Given problem:
Take each line containing the word "this" and copy it.

The data:
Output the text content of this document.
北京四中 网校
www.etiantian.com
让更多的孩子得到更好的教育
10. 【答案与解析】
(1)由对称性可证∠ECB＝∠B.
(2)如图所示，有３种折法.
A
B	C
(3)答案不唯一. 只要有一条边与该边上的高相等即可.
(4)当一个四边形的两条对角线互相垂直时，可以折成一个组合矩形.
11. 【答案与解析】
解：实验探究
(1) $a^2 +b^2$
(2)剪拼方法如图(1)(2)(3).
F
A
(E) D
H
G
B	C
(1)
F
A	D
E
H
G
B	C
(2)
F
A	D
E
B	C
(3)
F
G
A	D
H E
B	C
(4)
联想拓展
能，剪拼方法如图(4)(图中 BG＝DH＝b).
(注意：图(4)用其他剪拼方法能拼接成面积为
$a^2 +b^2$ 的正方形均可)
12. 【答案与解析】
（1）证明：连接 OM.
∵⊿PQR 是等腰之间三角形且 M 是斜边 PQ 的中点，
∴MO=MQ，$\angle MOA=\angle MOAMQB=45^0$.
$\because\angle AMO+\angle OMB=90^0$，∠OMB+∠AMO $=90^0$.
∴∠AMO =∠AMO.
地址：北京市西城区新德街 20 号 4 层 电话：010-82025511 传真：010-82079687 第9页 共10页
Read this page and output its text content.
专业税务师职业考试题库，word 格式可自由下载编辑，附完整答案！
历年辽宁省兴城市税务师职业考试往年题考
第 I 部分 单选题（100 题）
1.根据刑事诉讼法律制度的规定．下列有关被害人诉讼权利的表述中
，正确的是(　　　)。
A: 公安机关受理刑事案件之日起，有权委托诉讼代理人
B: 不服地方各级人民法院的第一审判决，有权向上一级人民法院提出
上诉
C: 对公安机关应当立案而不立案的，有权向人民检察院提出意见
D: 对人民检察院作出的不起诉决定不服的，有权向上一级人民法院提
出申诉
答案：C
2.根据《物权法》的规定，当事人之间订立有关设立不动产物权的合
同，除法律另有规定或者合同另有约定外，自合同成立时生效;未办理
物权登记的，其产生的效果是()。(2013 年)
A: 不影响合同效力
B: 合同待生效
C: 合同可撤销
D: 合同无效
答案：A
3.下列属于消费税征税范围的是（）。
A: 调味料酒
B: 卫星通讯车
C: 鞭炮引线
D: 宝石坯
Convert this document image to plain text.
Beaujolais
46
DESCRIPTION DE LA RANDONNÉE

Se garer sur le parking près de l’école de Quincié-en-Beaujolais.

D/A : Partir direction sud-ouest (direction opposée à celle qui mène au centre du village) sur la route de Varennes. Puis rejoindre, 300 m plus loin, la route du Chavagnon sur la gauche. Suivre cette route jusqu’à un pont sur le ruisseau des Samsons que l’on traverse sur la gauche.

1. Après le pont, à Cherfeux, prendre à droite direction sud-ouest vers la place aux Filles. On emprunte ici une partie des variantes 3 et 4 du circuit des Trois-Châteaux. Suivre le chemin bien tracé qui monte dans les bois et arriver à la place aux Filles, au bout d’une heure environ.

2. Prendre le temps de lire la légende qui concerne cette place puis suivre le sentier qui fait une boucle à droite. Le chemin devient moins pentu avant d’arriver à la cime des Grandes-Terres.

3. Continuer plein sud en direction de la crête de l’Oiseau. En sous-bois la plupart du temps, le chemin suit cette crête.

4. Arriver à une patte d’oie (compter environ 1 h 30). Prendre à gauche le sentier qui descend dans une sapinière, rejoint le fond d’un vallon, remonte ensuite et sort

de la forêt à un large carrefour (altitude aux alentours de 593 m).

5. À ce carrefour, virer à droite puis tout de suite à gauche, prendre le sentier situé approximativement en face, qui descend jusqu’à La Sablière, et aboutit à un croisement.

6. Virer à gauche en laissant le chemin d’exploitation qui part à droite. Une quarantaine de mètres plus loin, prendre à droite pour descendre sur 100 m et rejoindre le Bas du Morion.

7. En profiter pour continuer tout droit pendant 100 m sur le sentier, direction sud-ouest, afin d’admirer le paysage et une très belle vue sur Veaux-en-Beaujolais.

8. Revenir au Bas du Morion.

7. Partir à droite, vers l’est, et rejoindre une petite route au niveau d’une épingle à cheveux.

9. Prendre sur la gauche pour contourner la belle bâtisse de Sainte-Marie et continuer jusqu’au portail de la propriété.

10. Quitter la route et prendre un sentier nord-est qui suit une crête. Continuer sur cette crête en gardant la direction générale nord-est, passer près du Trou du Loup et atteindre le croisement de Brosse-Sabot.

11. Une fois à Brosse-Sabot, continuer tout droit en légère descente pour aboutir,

Reply:
Output the text content of this document.
Read this page and output its text content.
Convert this document image to plain text.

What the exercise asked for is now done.